[Stored entries]
********************
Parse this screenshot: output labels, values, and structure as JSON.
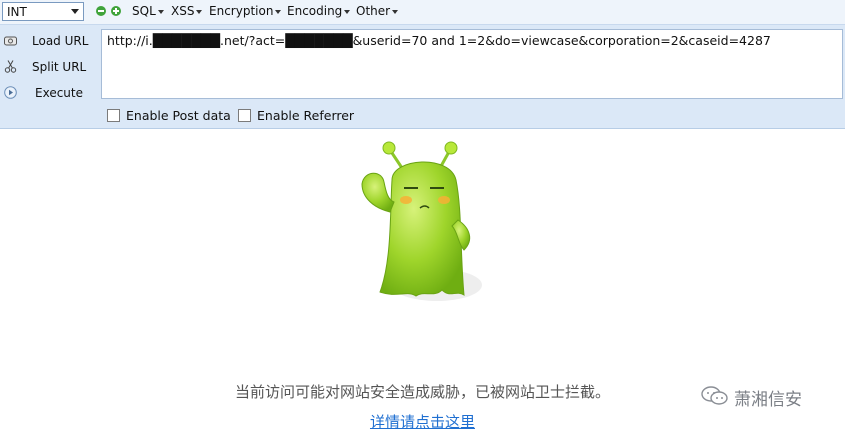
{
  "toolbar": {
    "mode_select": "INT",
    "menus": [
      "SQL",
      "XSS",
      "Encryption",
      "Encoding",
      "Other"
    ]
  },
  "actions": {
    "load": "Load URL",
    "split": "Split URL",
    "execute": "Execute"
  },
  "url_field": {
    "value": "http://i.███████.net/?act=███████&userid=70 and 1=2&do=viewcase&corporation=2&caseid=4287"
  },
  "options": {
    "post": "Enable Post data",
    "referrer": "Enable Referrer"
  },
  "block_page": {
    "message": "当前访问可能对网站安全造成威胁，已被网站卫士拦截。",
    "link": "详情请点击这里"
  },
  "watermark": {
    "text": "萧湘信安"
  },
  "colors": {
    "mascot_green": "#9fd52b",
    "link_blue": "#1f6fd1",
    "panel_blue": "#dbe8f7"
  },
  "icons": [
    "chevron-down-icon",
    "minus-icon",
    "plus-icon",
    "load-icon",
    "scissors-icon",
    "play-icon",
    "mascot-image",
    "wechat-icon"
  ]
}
********************
• What the task asks: Among the lines of the material, find those that hold the word "Enable" and copy them.

• Solved problem:
    "post": "Enable Post data",
    "referrer": "Enable Referrer"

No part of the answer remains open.